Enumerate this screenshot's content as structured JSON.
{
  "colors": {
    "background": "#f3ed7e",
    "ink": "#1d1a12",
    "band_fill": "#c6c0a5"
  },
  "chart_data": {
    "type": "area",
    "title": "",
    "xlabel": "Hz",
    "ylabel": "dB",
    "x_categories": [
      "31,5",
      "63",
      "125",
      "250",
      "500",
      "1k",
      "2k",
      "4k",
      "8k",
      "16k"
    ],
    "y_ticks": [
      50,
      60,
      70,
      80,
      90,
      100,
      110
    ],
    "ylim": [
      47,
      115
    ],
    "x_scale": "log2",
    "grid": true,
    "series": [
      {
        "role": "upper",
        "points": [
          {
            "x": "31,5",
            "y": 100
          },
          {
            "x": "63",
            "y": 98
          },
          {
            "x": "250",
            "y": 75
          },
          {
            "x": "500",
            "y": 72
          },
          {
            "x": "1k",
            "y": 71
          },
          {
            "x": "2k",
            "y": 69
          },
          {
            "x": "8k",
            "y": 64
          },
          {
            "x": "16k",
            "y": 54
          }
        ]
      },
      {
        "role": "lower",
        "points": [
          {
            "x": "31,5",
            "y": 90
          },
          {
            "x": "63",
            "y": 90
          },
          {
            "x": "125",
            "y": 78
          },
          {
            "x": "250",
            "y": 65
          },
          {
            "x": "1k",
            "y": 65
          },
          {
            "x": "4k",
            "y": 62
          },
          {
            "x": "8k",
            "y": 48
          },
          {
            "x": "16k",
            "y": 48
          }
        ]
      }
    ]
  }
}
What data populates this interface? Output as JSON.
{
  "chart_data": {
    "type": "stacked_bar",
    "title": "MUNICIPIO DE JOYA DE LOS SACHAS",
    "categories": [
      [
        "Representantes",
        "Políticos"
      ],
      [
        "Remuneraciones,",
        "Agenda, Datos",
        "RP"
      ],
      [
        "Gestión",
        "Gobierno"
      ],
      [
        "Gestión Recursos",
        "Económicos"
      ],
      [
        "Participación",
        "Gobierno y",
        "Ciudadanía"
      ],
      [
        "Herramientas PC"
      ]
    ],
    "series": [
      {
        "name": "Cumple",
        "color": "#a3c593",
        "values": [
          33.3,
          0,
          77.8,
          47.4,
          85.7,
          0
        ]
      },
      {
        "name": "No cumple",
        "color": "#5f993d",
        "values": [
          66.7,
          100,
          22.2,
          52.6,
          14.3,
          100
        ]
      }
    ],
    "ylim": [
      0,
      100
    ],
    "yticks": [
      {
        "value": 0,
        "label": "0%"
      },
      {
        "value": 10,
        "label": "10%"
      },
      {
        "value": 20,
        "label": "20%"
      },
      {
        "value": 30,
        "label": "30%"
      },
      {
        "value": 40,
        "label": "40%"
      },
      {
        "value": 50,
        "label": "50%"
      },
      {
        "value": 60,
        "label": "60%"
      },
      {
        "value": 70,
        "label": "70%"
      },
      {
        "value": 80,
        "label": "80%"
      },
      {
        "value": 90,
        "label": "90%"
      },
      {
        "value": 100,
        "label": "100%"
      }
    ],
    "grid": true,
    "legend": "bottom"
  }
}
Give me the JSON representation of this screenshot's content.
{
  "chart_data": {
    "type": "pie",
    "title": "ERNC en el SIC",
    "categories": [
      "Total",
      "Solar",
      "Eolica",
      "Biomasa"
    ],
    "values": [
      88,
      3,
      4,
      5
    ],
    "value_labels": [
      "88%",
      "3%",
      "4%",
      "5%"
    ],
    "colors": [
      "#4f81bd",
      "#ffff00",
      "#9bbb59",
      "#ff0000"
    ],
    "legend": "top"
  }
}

REQUIREMENTS => Take the lines above and print them exactly.

TASK OUTPUT =>
Enumerate this screenshot's content as structured JSON.
{
  "colors": {
    "background": "#f3ed7e",
    "ink": "#1d1a12",
    "band_fill": "#c6c0a5"
  },
  "chart_data": {
    "type": "area",
    "title": "",
    "xlabel": "Hz",
    "ylabel": "dB",
    "x_categories": [
      "31,5",
      "63",
      "125",
      "250",
      "500",
      "1k",
      "2k",
      "4k",
      "8k",
      "16k"
    ],
    "y_ticks": [
      50,
      60,
      70,
      80,
      90,
      100,
      110
    ],
    "ylim": [
      47,
      115
    ],
    "x_scale": "log2",
    "grid": true,
    "series": [
      {
        "role": "upper",
        "points": [
          {
            "x": "31,5",
            "y": 100
          },
          {
            "x": "63",
            "y": 98
          },
          {
            "x": "250",
            "y": 75
          },
          {
            "x": "500",
            "y": 72
          },
          {
            "x": "1k",
            "y": 71
          },
          {
            "x": "2k",
            "y": 69
          },
          {
            "x": "8k",
            "y": 64
          },
          {
            "x": "16k",
            "y": 54
          }
        ]
      },
      {
        "role": "lower",
        "points": [
          {
            "x": "31,5",
            "y": 90
          },
          {
            "x": "63",
            "y": 90
          },
          {
            "x": "125",
            "y": 78
          },
          {
            "x": "250",
            "y": 65
          },
          {
            "x": "1k",
            "y": 65
          },
          {
            "x": "4k",
            "y": 62
          },
          {
            "x": "8k",
            "y": 48
          },
          {
            "x": "16k",
            "y": 48
          }
        ]
      }
    ]
  }
}
What data populates this interface? Output as JSON.
{
  "chart_data": {
    "type": "stacked_bar",
    "title": "MUNICIPIO DE JOYA DE LOS SACHAS",
    "categories": [
      [
        "Representantes",
        "Políticos"
      ],
      [
        "Remuneraciones,",
        "Agenda, Datos",
        "RP"
      ],
      [
        "Gestión",
        "Gobierno"
      ],
      [
        "Gestión Recursos",
        "Económicos"
      ],
      [
        "Participación",
        "Gobierno y",
        "Ciudadanía"
      ],
      [
        "Herramientas PC"
      ]
    ],
    "series": [
      {
        "name": "Cumple",
        "color": "#a3c593",
        "values": [
          33.3,
          0,
          77.8,
          47.4,
          85.7,
          0
        ]
      },
      {
        "name": "No cumple",
        "color": "#5f993d",
        "values": [
          66.7,
          100,
          22.2,
          52.6,
          14.3,
          100
        ]
      }
    ],
    "ylim": [
      0,
      100
    ],
    "yticks": [
      {
        "value": 0,
        "label": "0%"
      },
      {
        "value": 10,
        "label": "10%"
      },
      {
        "value": 20,
        "label": "20%"
      },
      {
        "value": 30,
        "label": "30%"
      },
      {
        "value": 40,
        "label": "40%"
      },
      {
        "value": 50,
        "label": "50%"
      },
      {
        "value": 60,
        "label": "60%"
      },
      {
        "value": 70,
        "label": "70%"
      },
      {
        "value": 80,
        "label": "80%"
      },
      {
        "value": 90,
        "label": "90%"
      },
      {
        "value": 100,
        "label": "100%"
      }
    ],
    "grid": true,
    "legend": "bottom"
  }
}
Give me the JSON representation of this screenshot's content.
{
  "chart_data": {
    "type": "pie",
    "title": "ERNC en el SIC",
    "categories": [
      "Total",
      "Solar",
      "Eolica",
      "Biomasa"
    ],
    "values": [
      88,
      3,
      4,
      5
    ],
    "value_labels": [
      "88%",
      "3%",
      "4%",
      "5%"
    ],
    "colors": [
      "#4f81bd",
      "#ffff00",
      "#9bbb59",
      "#ff0000"
    ],
    "legend": "top"
  }
}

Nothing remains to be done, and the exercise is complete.